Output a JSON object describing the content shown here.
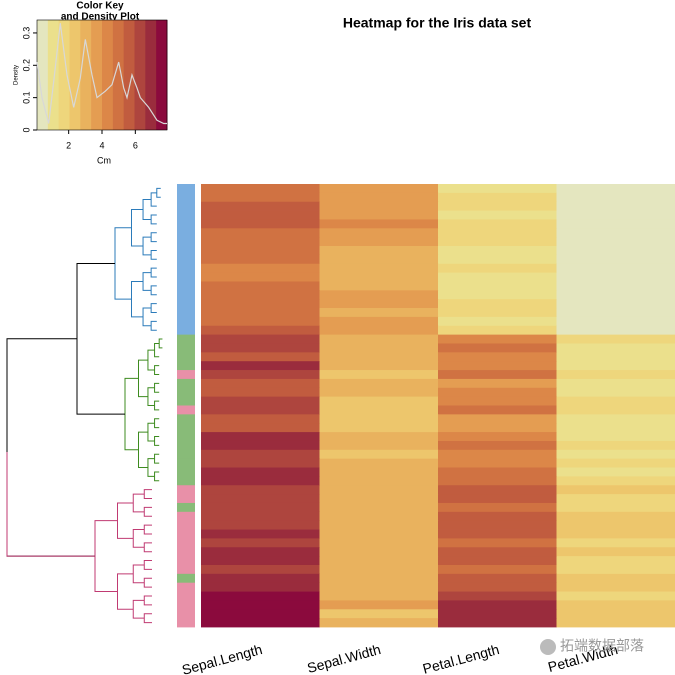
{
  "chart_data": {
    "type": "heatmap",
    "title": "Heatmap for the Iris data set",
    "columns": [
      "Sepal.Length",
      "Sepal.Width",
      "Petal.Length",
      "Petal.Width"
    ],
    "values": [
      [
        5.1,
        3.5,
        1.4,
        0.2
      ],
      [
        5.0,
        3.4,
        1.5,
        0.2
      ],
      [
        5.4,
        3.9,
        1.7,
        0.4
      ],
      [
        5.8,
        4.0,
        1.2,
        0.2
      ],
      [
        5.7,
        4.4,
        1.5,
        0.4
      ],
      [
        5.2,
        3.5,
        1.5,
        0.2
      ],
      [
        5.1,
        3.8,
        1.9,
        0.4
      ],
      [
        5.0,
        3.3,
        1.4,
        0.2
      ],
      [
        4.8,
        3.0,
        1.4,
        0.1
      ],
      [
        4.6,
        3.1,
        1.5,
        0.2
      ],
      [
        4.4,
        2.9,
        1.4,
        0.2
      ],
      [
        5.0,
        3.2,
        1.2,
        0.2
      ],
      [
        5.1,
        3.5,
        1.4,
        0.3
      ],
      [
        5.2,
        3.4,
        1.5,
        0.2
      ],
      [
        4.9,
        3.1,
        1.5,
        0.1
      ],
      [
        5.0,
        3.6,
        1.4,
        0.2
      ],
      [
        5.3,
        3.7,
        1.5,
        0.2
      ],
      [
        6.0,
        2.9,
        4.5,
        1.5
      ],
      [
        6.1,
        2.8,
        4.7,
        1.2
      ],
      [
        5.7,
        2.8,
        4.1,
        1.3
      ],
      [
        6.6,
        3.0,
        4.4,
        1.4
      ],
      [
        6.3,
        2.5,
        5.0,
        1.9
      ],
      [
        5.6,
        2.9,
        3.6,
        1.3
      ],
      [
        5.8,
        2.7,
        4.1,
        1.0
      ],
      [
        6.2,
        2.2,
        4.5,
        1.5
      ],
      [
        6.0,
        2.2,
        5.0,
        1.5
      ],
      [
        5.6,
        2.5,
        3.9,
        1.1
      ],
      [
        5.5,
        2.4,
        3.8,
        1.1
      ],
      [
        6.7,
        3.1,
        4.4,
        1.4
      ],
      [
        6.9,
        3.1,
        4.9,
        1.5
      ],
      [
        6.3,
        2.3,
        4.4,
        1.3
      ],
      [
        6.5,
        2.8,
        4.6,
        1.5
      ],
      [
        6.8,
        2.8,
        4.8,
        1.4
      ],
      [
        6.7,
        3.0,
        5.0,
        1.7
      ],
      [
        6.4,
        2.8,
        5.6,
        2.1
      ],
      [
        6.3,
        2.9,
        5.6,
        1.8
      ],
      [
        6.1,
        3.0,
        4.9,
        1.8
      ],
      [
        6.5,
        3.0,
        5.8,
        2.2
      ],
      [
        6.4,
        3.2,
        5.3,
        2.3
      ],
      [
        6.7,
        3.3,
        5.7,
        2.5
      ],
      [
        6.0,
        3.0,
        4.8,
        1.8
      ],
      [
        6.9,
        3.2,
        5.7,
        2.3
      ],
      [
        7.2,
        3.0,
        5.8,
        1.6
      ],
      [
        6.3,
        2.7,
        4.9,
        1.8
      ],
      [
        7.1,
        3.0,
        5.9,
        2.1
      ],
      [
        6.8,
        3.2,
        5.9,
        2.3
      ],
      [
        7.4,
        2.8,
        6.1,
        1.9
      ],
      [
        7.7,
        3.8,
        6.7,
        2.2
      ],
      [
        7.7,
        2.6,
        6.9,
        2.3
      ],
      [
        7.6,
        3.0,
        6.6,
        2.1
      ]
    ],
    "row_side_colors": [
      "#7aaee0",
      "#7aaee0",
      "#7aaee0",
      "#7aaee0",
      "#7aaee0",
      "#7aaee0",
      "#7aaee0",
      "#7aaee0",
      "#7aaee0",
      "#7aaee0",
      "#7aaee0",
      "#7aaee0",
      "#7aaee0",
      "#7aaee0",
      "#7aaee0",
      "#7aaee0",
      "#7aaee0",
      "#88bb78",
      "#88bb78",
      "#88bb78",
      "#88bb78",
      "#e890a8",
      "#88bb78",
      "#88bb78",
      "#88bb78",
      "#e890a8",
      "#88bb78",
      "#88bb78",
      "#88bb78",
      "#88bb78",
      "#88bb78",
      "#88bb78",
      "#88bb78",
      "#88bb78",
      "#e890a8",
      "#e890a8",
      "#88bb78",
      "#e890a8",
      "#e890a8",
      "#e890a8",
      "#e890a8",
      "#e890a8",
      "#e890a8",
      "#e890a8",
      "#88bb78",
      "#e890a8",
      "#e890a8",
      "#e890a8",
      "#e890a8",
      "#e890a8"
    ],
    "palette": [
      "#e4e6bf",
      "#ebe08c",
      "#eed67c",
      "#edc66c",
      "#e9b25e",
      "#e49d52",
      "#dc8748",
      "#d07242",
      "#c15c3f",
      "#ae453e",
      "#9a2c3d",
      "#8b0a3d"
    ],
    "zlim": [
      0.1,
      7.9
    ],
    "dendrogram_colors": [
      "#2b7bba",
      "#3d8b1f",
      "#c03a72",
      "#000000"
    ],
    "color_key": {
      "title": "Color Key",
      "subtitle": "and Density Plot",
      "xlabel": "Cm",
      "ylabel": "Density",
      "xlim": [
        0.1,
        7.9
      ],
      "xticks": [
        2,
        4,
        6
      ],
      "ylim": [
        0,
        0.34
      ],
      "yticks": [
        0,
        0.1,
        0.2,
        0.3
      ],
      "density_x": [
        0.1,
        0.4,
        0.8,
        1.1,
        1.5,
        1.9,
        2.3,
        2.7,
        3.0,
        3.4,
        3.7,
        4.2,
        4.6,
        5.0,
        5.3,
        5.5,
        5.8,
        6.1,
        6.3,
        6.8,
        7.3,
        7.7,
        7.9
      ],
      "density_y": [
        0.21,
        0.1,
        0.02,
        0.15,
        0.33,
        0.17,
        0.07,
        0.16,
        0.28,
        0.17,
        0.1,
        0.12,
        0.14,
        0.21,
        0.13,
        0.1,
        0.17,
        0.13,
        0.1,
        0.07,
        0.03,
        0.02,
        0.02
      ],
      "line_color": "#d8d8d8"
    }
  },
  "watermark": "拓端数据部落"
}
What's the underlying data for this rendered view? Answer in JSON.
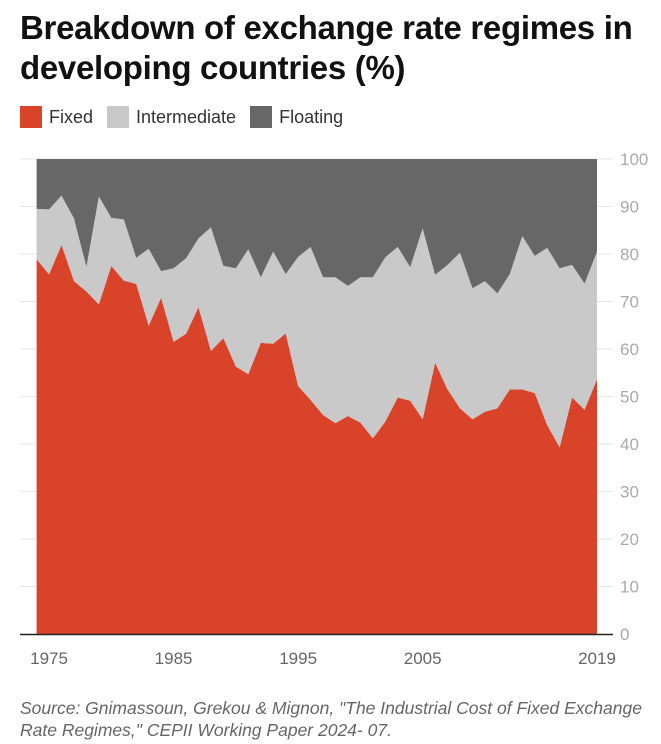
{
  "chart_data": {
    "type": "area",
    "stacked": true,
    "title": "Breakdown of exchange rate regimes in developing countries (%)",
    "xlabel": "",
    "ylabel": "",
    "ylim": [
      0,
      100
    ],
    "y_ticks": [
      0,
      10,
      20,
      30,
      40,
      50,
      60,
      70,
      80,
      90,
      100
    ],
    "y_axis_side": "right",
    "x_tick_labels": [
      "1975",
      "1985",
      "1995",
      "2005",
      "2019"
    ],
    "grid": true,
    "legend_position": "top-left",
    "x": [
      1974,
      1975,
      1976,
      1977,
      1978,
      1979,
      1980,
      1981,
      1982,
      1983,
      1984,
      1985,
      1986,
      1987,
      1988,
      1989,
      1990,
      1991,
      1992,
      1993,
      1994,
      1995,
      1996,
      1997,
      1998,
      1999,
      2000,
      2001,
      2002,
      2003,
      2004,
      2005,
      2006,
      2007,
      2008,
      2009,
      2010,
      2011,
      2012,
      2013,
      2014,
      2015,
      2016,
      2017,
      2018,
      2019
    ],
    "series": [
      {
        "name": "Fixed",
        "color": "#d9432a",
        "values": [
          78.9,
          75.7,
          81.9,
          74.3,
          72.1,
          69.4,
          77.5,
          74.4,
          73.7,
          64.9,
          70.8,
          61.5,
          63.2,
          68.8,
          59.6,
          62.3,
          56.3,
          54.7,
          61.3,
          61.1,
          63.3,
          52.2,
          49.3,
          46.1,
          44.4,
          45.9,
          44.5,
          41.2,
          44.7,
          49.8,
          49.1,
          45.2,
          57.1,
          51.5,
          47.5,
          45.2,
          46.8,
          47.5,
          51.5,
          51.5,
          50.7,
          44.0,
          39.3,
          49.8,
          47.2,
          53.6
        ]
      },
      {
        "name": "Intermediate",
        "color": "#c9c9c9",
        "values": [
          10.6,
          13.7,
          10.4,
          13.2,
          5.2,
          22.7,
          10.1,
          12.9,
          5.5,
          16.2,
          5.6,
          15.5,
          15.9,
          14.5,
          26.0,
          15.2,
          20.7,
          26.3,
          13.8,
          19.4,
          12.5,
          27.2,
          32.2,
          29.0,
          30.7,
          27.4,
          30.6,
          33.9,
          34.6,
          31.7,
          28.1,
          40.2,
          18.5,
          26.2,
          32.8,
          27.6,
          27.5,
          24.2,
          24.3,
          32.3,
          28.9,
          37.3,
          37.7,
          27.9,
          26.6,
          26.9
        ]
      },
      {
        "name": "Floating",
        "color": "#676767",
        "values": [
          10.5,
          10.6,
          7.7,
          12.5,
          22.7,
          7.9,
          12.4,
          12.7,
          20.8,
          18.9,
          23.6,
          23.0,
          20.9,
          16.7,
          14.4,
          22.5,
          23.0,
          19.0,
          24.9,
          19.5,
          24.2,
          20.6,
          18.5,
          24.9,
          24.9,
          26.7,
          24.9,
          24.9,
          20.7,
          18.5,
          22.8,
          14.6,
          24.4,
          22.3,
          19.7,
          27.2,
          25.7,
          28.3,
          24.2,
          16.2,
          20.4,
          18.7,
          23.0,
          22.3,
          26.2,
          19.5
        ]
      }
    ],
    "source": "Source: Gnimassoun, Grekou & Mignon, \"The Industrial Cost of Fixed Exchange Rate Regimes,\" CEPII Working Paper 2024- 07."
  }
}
##########
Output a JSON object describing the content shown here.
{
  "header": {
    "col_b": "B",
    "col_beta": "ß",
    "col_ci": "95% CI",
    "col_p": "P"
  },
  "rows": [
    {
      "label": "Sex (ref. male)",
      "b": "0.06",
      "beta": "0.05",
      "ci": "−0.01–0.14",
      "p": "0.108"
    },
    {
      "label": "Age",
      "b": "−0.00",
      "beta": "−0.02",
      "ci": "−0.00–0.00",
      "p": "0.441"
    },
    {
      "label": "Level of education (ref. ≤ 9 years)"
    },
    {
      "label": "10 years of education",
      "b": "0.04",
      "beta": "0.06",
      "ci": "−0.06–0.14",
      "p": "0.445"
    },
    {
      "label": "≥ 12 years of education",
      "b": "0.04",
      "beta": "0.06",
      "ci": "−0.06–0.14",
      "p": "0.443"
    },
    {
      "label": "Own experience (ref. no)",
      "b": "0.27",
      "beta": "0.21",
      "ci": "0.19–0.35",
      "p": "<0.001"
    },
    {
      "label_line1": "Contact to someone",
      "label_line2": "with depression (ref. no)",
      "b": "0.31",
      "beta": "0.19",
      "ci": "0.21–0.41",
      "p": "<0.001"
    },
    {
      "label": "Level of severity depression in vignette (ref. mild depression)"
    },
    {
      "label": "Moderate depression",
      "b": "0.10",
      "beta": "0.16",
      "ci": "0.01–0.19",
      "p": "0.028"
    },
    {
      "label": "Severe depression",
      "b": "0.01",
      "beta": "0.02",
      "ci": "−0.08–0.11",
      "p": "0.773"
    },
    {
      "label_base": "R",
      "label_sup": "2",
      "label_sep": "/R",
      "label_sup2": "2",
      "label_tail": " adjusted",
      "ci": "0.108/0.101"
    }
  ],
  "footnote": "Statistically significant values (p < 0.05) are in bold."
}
##########
Given request: From the entries above, collect every line with the string "education" in it.

Result:
      "label": "Level of education (ref. ≤ 9 years)"
      "label": "10 years of education",
      "label": "≥ 12 years of education",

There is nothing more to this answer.